(Visual layout annotation data)
◆ ◆ ◆ ◆ ◆ ◆ ◆
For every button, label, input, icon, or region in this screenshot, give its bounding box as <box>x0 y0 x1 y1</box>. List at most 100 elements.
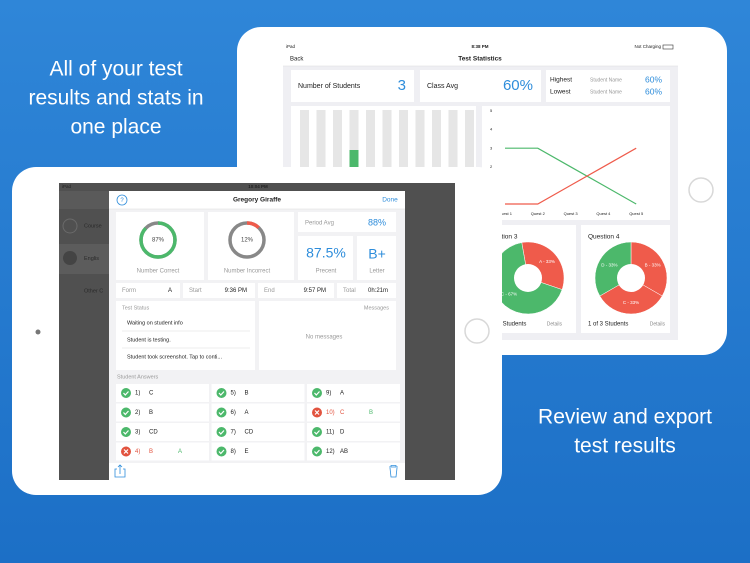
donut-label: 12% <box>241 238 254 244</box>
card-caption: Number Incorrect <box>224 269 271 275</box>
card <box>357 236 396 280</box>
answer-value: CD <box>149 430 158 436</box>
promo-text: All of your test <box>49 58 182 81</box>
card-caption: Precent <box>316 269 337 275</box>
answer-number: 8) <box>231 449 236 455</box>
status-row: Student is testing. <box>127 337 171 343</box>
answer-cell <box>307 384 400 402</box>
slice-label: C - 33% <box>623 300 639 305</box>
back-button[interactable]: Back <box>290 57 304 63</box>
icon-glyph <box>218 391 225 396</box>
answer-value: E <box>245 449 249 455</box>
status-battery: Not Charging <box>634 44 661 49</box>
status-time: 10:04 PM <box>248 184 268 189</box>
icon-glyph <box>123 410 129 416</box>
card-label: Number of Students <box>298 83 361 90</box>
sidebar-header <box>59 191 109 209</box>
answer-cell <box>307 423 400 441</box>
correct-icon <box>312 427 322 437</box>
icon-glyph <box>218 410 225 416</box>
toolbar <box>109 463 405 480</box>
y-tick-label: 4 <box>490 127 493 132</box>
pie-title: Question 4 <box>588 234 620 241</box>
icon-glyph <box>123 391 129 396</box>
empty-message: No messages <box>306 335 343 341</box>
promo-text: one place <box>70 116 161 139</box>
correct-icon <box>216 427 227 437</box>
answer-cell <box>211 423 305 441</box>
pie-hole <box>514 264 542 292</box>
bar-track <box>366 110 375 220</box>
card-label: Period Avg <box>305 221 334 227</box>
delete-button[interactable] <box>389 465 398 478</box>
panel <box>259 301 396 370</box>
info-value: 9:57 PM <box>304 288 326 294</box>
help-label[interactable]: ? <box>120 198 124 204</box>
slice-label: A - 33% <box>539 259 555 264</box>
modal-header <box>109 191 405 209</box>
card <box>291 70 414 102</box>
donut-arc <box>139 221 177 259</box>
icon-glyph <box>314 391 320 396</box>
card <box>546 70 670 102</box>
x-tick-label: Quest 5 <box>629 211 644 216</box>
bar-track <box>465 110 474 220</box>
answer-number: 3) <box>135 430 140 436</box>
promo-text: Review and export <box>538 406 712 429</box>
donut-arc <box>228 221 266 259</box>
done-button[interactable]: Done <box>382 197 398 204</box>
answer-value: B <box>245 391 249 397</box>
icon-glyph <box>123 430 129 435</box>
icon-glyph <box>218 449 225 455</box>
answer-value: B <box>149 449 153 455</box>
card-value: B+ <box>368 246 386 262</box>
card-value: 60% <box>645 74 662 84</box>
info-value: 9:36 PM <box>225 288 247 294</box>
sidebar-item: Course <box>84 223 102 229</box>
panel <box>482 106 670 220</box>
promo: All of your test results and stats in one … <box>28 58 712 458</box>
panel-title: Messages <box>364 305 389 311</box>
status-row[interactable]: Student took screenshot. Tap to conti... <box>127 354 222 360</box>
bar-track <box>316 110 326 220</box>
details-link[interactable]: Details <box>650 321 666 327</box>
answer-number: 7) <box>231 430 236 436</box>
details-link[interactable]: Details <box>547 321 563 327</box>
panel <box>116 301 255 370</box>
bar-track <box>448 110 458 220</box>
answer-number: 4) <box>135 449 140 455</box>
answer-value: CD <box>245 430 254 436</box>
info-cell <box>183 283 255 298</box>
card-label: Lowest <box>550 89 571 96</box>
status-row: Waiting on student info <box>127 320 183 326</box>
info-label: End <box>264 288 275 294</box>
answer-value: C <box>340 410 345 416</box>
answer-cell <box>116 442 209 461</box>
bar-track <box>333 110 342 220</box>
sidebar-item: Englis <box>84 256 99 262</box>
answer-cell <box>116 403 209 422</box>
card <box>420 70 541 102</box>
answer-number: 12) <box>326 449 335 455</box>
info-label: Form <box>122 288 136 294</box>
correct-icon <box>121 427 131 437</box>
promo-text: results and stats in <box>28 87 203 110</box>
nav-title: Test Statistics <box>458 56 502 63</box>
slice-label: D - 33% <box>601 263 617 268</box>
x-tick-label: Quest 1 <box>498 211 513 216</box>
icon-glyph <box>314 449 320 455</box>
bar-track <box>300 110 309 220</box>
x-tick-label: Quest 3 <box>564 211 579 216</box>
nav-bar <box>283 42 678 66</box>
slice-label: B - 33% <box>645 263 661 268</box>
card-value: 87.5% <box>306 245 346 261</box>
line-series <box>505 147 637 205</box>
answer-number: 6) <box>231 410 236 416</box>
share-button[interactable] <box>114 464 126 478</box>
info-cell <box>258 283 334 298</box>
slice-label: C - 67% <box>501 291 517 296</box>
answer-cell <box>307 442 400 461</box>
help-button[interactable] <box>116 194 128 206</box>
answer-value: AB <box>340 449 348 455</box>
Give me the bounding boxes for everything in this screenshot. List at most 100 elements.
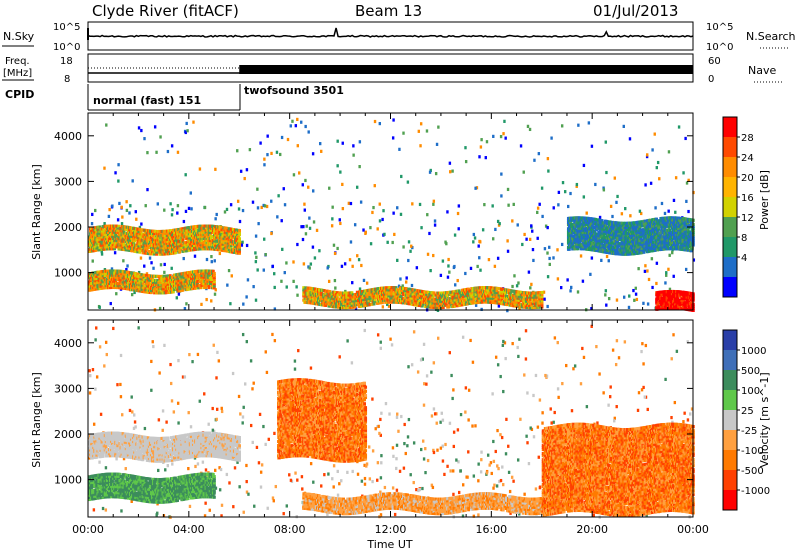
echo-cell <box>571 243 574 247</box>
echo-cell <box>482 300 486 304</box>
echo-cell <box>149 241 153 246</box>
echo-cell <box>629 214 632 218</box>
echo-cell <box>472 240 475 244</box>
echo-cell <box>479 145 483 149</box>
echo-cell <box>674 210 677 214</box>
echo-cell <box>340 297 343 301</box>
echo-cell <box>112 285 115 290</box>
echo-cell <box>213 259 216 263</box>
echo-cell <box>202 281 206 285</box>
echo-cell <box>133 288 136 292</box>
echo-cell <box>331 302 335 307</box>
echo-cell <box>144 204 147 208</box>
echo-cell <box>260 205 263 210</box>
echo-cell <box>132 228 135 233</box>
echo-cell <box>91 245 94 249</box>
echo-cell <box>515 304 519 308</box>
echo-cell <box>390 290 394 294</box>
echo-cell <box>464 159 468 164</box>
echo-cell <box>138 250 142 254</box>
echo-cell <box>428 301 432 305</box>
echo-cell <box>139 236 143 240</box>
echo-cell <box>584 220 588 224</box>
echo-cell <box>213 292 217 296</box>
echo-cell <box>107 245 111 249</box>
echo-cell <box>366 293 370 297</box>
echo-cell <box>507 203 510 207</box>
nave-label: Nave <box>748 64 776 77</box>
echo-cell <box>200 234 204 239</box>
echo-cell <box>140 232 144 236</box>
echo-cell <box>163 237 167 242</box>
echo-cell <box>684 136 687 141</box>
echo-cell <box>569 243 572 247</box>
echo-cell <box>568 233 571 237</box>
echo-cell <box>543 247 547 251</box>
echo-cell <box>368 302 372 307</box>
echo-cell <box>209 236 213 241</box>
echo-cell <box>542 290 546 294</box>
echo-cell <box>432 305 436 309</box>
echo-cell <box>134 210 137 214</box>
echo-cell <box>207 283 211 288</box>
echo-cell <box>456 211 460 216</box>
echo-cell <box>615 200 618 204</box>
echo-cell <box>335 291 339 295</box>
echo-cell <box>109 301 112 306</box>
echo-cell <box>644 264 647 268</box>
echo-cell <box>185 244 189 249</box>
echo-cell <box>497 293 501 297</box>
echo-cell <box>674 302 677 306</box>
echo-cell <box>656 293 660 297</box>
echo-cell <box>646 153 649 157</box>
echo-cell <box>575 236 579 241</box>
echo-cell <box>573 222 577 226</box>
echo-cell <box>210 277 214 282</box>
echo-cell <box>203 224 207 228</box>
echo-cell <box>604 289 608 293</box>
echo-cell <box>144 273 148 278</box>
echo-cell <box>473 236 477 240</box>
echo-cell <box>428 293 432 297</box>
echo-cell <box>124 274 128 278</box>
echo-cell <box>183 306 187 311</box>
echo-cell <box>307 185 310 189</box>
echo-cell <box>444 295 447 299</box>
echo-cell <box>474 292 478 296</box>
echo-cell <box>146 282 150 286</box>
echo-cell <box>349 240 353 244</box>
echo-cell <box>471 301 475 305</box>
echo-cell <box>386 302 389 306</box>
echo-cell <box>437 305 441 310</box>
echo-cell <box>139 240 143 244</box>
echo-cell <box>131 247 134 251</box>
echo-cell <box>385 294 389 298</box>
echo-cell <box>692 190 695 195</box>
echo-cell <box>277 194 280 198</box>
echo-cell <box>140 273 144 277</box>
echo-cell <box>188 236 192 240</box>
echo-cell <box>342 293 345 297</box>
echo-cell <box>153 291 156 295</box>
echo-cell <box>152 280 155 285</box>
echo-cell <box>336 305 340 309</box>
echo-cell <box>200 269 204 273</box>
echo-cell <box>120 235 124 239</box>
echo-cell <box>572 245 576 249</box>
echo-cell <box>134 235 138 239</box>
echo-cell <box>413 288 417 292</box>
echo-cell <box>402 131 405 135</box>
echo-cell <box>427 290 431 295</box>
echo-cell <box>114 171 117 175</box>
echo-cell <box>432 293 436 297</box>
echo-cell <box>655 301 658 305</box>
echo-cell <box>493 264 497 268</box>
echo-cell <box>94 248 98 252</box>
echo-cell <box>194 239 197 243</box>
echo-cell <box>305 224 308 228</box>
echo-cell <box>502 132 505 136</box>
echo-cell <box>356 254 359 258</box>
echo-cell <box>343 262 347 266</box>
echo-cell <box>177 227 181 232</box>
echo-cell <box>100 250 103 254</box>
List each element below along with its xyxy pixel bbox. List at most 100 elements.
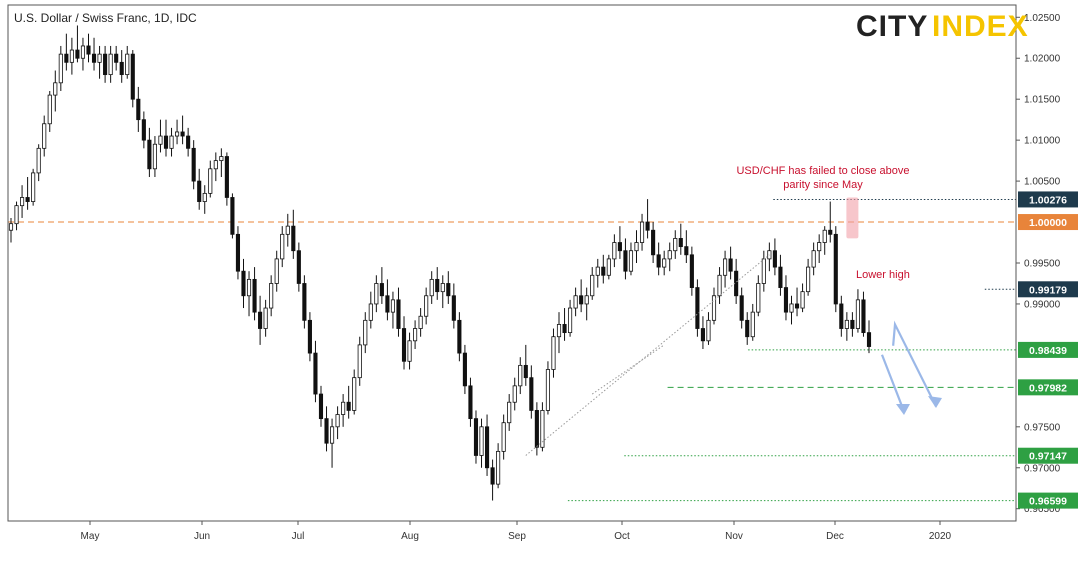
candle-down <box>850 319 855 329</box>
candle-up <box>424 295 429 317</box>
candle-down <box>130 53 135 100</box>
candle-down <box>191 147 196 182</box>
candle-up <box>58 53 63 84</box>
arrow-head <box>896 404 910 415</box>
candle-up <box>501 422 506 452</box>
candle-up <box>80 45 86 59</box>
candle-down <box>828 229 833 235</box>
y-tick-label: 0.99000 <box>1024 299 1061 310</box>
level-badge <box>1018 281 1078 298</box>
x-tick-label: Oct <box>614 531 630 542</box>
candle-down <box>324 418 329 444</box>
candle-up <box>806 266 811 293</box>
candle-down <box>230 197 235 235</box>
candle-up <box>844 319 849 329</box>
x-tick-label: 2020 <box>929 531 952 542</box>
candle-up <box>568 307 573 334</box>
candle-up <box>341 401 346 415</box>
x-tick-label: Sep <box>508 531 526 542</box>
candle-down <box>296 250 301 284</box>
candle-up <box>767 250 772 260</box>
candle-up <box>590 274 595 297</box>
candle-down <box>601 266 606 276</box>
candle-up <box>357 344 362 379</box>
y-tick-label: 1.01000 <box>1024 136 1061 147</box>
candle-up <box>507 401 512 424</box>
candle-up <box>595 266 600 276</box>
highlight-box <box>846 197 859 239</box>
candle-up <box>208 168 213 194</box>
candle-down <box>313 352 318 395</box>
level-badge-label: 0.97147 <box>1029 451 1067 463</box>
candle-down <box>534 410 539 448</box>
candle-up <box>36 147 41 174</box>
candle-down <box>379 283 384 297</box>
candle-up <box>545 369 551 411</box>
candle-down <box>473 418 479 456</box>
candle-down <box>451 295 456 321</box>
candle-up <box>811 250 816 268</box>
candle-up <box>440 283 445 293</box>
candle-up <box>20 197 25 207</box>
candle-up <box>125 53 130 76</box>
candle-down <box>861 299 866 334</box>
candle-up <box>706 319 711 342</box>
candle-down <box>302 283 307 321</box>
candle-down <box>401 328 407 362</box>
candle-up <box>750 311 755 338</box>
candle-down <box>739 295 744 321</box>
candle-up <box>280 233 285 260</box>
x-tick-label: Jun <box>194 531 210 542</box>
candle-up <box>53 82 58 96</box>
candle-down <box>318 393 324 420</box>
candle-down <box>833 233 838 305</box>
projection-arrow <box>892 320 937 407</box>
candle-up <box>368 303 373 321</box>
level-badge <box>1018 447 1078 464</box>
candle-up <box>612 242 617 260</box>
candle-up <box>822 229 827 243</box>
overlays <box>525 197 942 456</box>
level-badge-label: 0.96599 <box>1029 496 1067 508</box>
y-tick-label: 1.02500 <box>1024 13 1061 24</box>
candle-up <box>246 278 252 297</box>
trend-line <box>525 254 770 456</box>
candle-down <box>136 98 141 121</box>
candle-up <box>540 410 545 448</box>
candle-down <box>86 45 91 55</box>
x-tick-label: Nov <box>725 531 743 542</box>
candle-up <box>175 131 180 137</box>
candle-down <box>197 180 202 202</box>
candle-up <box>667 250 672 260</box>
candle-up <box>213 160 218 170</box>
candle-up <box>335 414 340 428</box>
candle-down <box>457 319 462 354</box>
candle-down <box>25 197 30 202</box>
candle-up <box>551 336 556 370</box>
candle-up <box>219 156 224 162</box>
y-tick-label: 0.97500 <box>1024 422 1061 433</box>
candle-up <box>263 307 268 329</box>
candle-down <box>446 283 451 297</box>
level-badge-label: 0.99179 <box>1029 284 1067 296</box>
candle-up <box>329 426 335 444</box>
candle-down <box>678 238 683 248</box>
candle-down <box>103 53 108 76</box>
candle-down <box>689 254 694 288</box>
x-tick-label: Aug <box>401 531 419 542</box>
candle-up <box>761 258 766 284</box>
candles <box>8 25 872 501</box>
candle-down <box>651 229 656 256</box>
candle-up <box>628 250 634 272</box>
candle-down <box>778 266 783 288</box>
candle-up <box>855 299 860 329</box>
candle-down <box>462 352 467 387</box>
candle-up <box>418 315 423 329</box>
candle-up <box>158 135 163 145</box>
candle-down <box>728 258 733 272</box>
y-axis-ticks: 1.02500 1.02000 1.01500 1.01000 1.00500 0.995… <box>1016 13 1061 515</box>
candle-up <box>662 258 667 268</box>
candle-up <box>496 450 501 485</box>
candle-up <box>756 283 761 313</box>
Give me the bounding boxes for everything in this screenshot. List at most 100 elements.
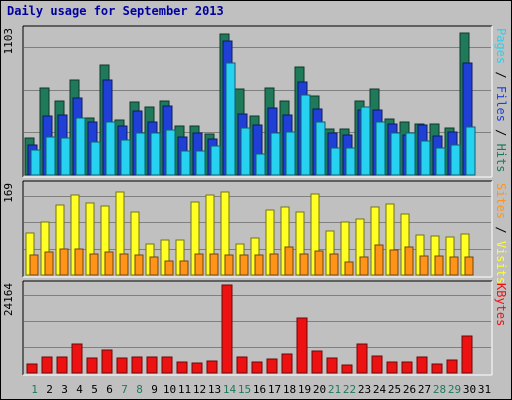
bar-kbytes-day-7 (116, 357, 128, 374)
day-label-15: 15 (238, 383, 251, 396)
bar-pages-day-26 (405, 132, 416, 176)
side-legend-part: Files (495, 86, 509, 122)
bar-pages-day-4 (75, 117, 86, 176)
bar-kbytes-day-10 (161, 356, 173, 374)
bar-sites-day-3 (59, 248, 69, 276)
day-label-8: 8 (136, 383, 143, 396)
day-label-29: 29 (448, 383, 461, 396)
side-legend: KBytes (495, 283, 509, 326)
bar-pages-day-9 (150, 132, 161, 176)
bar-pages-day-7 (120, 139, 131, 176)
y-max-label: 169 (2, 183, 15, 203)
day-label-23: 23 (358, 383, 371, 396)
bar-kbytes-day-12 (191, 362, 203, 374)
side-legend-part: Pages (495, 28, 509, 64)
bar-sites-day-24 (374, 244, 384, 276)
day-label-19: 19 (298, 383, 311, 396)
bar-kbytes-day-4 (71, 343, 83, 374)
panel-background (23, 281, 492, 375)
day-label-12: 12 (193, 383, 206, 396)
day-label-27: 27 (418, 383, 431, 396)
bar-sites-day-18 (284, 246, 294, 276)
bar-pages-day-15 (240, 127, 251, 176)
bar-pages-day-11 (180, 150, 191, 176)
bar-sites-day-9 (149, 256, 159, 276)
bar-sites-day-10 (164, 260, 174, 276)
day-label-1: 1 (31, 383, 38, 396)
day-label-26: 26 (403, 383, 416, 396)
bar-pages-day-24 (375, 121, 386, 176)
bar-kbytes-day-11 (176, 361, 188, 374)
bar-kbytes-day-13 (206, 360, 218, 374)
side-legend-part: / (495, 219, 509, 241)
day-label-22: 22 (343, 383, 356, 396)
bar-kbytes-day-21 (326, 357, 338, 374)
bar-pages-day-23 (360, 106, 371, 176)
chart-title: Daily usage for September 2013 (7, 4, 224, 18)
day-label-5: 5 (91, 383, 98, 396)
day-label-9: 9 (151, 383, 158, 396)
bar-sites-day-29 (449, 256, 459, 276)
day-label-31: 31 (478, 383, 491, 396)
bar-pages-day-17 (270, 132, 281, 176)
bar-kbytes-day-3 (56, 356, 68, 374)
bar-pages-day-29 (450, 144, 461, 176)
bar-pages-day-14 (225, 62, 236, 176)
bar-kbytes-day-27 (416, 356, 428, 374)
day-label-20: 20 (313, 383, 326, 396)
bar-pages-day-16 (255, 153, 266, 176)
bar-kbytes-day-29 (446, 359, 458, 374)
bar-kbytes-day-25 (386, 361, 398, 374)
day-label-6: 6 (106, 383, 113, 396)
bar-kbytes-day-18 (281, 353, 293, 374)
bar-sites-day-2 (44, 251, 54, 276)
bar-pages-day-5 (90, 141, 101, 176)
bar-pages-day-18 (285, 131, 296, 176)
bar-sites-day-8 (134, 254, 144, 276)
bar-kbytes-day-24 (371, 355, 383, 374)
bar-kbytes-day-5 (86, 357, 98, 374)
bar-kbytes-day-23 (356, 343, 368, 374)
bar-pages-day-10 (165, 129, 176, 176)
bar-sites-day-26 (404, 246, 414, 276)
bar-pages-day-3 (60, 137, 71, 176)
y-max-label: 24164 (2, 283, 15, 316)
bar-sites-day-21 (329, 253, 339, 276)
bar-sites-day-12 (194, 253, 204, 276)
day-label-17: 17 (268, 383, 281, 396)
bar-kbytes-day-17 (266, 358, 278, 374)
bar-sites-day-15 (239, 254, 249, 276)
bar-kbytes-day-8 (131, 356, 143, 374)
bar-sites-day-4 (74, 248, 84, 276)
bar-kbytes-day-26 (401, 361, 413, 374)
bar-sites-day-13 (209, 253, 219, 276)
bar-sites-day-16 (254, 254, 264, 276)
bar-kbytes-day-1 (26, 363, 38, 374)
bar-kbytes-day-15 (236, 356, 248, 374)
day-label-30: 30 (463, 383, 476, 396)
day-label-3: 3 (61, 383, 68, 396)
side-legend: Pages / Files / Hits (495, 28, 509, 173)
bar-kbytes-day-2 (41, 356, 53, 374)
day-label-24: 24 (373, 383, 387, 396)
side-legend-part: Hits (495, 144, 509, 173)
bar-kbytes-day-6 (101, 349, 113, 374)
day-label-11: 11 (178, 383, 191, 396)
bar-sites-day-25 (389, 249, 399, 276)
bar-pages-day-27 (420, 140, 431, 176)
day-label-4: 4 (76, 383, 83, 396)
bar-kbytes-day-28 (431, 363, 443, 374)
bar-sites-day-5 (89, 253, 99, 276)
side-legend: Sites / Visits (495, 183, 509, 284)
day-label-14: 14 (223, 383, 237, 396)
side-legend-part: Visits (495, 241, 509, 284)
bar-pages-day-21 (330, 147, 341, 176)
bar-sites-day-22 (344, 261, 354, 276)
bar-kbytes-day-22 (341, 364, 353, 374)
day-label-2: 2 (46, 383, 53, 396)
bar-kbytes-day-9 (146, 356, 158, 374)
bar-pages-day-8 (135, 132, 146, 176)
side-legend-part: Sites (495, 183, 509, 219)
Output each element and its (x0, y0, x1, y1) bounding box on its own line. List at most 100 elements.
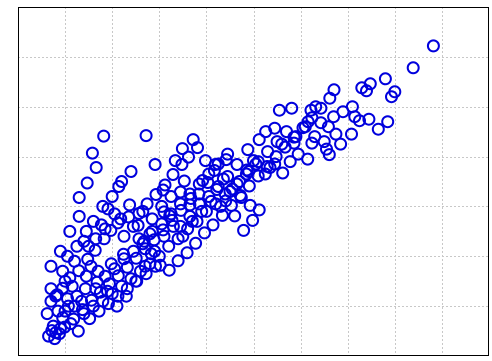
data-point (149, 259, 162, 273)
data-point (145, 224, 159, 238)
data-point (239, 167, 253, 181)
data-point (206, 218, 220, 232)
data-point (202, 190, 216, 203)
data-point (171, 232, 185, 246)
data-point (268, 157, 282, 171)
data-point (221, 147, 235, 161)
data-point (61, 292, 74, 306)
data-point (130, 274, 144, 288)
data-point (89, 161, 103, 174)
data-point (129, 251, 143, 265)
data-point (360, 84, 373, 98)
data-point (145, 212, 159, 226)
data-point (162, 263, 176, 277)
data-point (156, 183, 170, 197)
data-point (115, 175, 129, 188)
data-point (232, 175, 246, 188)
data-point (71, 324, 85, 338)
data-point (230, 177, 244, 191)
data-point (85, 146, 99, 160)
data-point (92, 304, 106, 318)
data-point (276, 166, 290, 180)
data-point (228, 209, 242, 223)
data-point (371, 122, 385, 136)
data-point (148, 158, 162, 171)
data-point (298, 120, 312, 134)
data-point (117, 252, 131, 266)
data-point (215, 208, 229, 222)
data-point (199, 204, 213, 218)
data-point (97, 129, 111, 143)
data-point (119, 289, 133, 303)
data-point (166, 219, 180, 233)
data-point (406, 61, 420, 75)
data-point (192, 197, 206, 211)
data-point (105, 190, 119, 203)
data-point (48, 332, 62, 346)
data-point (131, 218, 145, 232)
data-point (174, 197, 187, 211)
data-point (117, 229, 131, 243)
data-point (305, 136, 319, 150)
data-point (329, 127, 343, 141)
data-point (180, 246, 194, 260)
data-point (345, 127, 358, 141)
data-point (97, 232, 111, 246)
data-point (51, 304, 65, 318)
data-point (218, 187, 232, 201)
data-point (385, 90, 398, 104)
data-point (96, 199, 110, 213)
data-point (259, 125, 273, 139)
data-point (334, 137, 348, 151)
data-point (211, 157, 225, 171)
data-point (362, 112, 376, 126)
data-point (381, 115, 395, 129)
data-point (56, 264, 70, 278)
◆ ◆ ◆ ◆ ◆ ◆ ◆
Task details: Reproduce, without any change, every line of the material from the line containing "bar-kbytes-day-7 (116, 357, 128, 374)" down to the line containing "bar-kbytes-day-11 (176, 361, 188, 374)", including both of those lines.

Answer to this problem:
bar-kbytes-day-7 (116, 357, 128, 374)
day-label-15: 15 (238, 383, 251, 396)
bar-pages-day-26 (405, 132, 416, 176)
side-legend-part: Files (495, 86, 509, 122)
bar-pages-day-4 (75, 117, 86, 176)
bar-kbytes-day-10 (161, 356, 173, 374)
bar-sites-day-3 (59, 248, 69, 276)
day-label-8: 8 (136, 383, 143, 396)
day-label-29: 29 (448, 383, 461, 396)
side-legend: KBytes (495, 283, 509, 326)
bar-pages-day-9 (150, 132, 161, 176)
bar-pages-day-7 (120, 139, 131, 176)
y-max-label: 169 (2, 183, 15, 203)
day-label-23: 23 (358, 383, 371, 396)
bar-kbytes-day-12 (191, 362, 203, 374)
side-legend-part: Pages (495, 28, 509, 64)
bar-sites-day-24 (374, 244, 384, 276)
day-label-19: 19 (298, 383, 311, 396)
bar-kbytes-day-4 (71, 343, 83, 374)
panel-background (23, 281, 492, 375)
day-label-12: 12 (193, 383, 206, 396)
day-label-27: 27 (418, 383, 431, 396)
bar-sites-day-18 (284, 246, 294, 276)
bar-pages-day-15 (240, 127, 251, 176)
bar-pages-day-11 (180, 150, 191, 176)
bar-sites-day-9 (149, 256, 159, 276)
bar-sites-day-10 (164, 260, 174, 276)
day-label-1: 1 (31, 383, 38, 396)
day-label-26: 26 (403, 383, 416, 396)
bar-pages-day-24 (375, 121, 386, 176)
bar-kbytes-day-11 (176, 361, 188, 374)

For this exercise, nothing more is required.